Rows from a dataset:
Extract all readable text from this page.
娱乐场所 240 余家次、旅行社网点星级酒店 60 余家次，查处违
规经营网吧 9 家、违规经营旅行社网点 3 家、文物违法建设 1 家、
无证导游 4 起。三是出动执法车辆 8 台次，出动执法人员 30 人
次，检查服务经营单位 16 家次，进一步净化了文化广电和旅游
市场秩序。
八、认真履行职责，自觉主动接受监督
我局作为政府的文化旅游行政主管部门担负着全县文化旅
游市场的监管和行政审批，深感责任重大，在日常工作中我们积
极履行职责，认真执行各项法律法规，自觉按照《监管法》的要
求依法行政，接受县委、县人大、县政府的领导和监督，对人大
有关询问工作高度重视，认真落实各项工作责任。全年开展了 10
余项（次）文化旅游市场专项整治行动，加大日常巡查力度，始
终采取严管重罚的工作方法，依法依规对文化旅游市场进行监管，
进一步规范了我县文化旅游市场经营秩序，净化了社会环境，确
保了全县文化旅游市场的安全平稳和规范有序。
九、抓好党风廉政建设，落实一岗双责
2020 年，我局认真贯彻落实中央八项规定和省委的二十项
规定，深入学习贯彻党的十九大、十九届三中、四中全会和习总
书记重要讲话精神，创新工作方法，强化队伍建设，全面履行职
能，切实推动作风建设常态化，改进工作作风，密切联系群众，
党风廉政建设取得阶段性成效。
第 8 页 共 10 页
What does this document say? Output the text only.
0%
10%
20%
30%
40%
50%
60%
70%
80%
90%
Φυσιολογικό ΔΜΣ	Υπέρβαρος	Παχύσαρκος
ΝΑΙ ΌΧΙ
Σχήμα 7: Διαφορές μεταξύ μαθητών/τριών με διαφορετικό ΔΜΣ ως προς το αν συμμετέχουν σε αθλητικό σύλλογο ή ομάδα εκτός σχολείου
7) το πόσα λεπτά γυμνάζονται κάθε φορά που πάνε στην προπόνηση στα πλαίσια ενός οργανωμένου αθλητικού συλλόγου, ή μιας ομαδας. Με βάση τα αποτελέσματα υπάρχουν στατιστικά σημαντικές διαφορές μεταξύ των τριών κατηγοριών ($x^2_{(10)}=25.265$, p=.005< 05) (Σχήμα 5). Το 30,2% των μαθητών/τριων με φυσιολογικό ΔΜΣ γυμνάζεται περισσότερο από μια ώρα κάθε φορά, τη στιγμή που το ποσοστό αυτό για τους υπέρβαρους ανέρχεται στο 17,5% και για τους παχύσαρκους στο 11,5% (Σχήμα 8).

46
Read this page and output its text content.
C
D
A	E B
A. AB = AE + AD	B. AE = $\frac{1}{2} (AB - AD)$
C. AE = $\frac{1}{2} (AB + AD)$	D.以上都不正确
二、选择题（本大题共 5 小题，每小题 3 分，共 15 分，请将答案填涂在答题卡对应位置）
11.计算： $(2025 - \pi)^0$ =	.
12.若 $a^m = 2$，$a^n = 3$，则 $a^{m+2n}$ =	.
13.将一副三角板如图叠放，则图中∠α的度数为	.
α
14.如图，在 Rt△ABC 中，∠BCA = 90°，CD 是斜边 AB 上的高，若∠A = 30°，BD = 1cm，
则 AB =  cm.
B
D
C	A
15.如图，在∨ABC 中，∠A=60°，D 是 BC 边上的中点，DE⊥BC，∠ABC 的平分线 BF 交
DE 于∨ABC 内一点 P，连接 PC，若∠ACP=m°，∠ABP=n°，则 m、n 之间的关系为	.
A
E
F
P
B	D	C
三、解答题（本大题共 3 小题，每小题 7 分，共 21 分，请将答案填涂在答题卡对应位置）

• **EXERCISE DESCRIPTION**
Copy all the lines, exactly.

• **ANSWER IN FULL**
Extract all readable text from this page.
娱乐场所 240 余家次、旅行社网点星级酒店 60 余家次，查处违
规经营网吧 9 家、违规经营旅行社网点 3 家、文物违法建设 1 家、
无证导游 4 起。三是出动执法车辆 8 台次，出动执法人员 30 人
次，检查服务经营单位 16 家次，进一步净化了文化广电和旅游
市场秩序。
八、认真履行职责，自觉主动接受监督
我局作为政府的文化旅游行政主管部门担负着全县文化旅
游市场的监管和行政审批，深感责任重大，在日常工作中我们积
极履行职责，认真执行各项法律法规，自觉按照《监管法》的要
求依法行政，接受县委、县人大、县政府的领导和监督，对人大
有关询问工作高度重视，认真落实各项工作责任。全年开展了 10
余项（次）文化旅游市场专项整治行动，加大日常巡查力度，始
终采取严管重罚的工作方法，依法依规对文化旅游市场进行监管，
进一步规范了我县文化旅游市场经营秩序，净化了社会环境，确
保了全县文化旅游市场的安全平稳和规范有序。
九、抓好党风廉政建设，落实一岗双责
2020 年，我局认真贯彻落实中央八项规定和省委的二十项
规定，深入学习贯彻党的十九大、十九届三中、四中全会和习总
书记重要讲话精神，创新工作方法，强化队伍建设，全面履行职
能，切实推动作风建设常态化，改进工作作风，密切联系群众，
党风廉政建设取得阶段性成效。
第 8 页 共 10 页
What does this document say? Output the text only.
0%
10%
20%
30%
40%
50%
60%
70%
80%
90%
Φυσιολογικό ΔΜΣ	Υπέρβαρος	Παχύσαρκος
ΝΑΙ ΌΧΙ
Σχήμα 7: Διαφορές μεταξύ μαθητών/τριών με διαφορετικό ΔΜΣ ως προς το αν συμμετέχουν σε αθλητικό σύλλογο ή ομάδα εκτός σχολείου
7) το πόσα λεπτά γυμνάζονται κάθε φορά που πάνε στην προπόνηση στα πλαίσια ενός οργανωμένου αθλητικού συλλόγου, ή μιας ομαδας. Με βάση τα αποτελέσματα υπάρχουν στατιστικά σημαντικές διαφορές μεταξύ των τριών κατηγοριών ($x^2_{(10)}=25.265$, p=.005< 05) (Σχήμα 5). Το 30,2% των μαθητών/τριων με φυσιολογικό ΔΜΣ γυμνάζεται περισσότερο από μια ώρα κάθε φορά, τη στιγμή που το ποσοστό αυτό για τους υπέρβαρους ανέρχεται στο 17,5% και για τους παχύσαρκους στο 11,5% (Σχήμα 8).

46
Read this page and output its text content.
C
D
A	E B
A. AB = AE + AD	B. AE = $\frac{1}{2} (AB - AD)$
C. AE = $\frac{1}{2} (AB + AD)$	D.以上都不正确
二、选择题（本大题共 5 小题，每小题 3 分，共 15 分，请将答案填涂在答题卡对应位置）
11.计算： $(2025 - \pi)^0$ =	.
12.若 $a^m = 2$，$a^n = 3$，则 $a^{m+2n}$ =	.
13.将一副三角板如图叠放，则图中∠α的度数为	.
α
14.如图，在 Rt△ABC 中，∠BCA = 90°，CD 是斜边 AB 上的高，若∠A = 30°，BD = 1cm，
则 AB =  cm.
B
D
C	A
15.如图，在∨ABC 中，∠A=60°，D 是 BC 边上的中点，DE⊥BC，∠ABC 的平分线 BF 交
DE 于∨ABC 内一点 P，连接 PC，若∠ACP=m°，∠ABP=n°，则 m、n 之间的关系为	.
A
E
F
P
B	D	C
三、解答题（本大题共 3 小题，每小题 7 分，共 21 分，请将答案填涂在答题卡对应位置）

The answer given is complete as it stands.